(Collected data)
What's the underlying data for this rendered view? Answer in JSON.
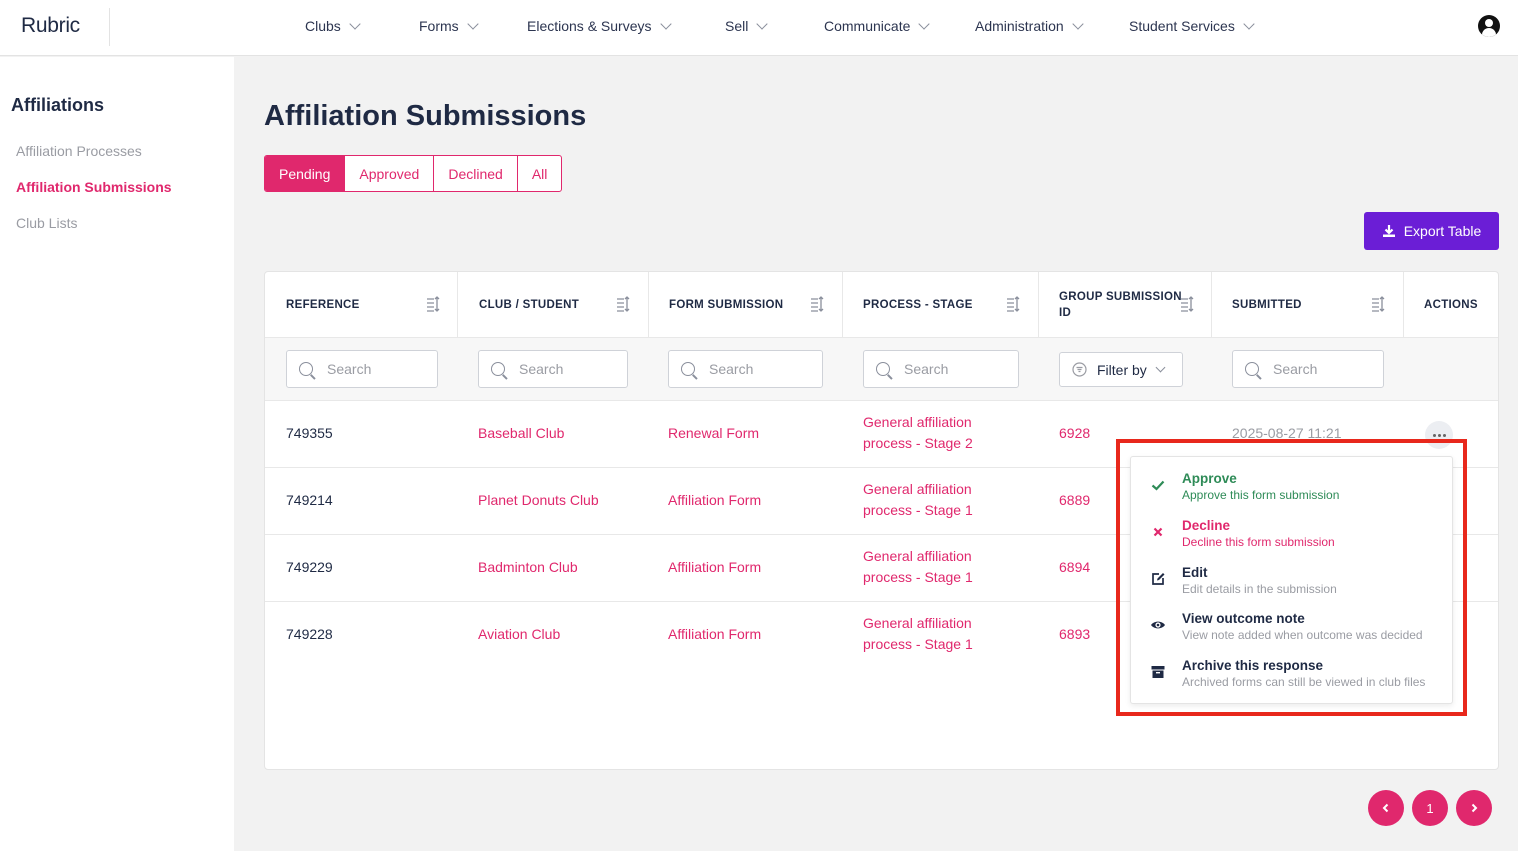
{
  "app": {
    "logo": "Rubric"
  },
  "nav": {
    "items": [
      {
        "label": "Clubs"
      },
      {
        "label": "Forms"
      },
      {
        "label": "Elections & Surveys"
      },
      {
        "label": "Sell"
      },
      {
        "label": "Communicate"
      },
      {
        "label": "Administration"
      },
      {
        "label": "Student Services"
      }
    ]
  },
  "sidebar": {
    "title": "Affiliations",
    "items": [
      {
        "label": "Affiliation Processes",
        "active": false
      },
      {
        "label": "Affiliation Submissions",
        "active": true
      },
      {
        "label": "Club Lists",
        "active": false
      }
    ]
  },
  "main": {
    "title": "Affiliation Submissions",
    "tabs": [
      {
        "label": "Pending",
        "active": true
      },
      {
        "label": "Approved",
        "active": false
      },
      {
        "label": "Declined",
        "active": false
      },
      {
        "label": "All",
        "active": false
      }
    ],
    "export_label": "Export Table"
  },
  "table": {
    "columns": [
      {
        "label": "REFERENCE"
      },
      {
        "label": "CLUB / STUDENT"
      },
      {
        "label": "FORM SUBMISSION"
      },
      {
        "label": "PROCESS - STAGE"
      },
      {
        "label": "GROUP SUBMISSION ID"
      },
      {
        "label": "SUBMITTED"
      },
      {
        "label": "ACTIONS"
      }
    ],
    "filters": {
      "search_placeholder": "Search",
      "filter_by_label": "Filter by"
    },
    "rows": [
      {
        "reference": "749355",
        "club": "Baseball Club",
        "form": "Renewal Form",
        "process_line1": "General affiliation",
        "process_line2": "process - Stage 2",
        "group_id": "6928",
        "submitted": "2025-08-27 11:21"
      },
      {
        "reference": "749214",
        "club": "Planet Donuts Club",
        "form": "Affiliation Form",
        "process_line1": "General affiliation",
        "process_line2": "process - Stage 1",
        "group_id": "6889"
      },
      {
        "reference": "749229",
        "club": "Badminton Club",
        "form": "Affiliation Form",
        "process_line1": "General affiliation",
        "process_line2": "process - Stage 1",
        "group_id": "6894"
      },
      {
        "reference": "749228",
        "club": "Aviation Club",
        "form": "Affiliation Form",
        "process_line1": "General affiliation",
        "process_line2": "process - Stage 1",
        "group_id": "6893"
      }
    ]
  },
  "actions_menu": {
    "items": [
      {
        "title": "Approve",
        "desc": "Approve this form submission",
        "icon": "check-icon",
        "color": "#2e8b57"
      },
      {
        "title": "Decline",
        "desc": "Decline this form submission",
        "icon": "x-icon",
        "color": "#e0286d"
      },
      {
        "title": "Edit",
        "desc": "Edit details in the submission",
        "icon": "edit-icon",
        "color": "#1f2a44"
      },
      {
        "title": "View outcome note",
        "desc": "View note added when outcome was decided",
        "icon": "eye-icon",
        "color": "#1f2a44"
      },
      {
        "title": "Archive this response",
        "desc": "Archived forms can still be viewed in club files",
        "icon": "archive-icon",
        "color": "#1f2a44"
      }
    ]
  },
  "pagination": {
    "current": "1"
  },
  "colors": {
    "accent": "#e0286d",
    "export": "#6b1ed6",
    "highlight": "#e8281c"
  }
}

■ **Task statement**
Exactly reproduce each record, leaving out any pictures.

■ **Reply to the task**
What's the underlying data for this rendered view? Answer in JSON.
{
  "app": {
    "logo": "Rubric"
  },
  "nav": {
    "items": [
      {
        "label": "Clubs"
      },
      {
        "label": "Forms"
      },
      {
        "label": "Elections & Surveys"
      },
      {
        "label": "Sell"
      },
      {
        "label": "Communicate"
      },
      {
        "label": "Administration"
      },
      {
        "label": "Student Services"
      }
    ]
  },
  "sidebar": {
    "title": "Affiliations",
    "items": [
      {
        "label": "Affiliation Processes",
        "active": false
      },
      {
        "label": "Affiliation Submissions",
        "active": true
      },
      {
        "label": "Club Lists",
        "active": false
      }
    ]
  },
  "main": {
    "title": "Affiliation Submissions",
    "tabs": [
      {
        "label": "Pending",
        "active": true
      },
      {
        "label": "Approved",
        "active": false
      },
      {
        "label": "Declined",
        "active": false
      },
      {
        "label": "All",
        "active": false
      }
    ],
    "export_label": "Export Table"
  },
  "table": {
    "columns": [
      {
        "label": "REFERENCE"
      },
      {
        "label": "CLUB / STUDENT"
      },
      {
        "label": "FORM SUBMISSION"
      },
      {
        "label": "PROCESS - STAGE"
      },
      {
        "label": "GROUP SUBMISSION ID"
      },
      {
        "label": "SUBMITTED"
      },
      {
        "label": "ACTIONS"
      }
    ],
    "filters": {
      "search_placeholder": "Search",
      "filter_by_label": "Filter by"
    },
    "rows": [
      {
        "reference": "749355",
        "club": "Baseball Club",
        "form": "Renewal Form",
        "process_line1": "General affiliation",
        "process_line2": "process - Stage 2",
        "group_id": "6928",
        "submitted": "2025-08-27 11:21"
      },
      {
        "reference": "749214",
        "club": "Planet Donuts Club",
        "form": "Affiliation Form",
        "process_line1": "General affiliation",
        "process_line2": "process - Stage 1",
        "group_id": "6889"
      },
      {
        "reference": "749229",
        "club": "Badminton Club",
        "form": "Affiliation Form",
        "process_line1": "General affiliation",
        "process_line2": "process - Stage 1",
        "group_id": "6894"
      },
      {
        "reference": "749228",
        "club": "Aviation Club",
        "form": "Affiliation Form",
        "process_line1": "General affiliation",
        "process_line2": "process - Stage 1",
        "group_id": "6893"
      }
    ]
  },
  "actions_menu": {
    "items": [
      {
        "title": "Approve",
        "desc": "Approve this form submission",
        "icon": "check-icon",
        "color": "#2e8b57"
      },
      {
        "title": "Decline",
        "desc": "Decline this form submission",
        "icon": "x-icon",
        "color": "#e0286d"
      },
      {
        "title": "Edit",
        "desc": "Edit details in the submission",
        "icon": "edit-icon",
        "color": "#1f2a44"
      },
      {
        "title": "View outcome note",
        "desc": "View note added when outcome was decided",
        "icon": "eye-icon",
        "color": "#1f2a44"
      },
      {
        "title": "Archive this response",
        "desc": "Archived forms can still be viewed in club files",
        "icon": "archive-icon",
        "color": "#1f2a44"
      }
    ]
  },
  "pagination": {
    "current": "1"
  },
  "colors": {
    "accent": "#e0286d",
    "export": "#6b1ed6",
    "highlight": "#e8281c"
  }
}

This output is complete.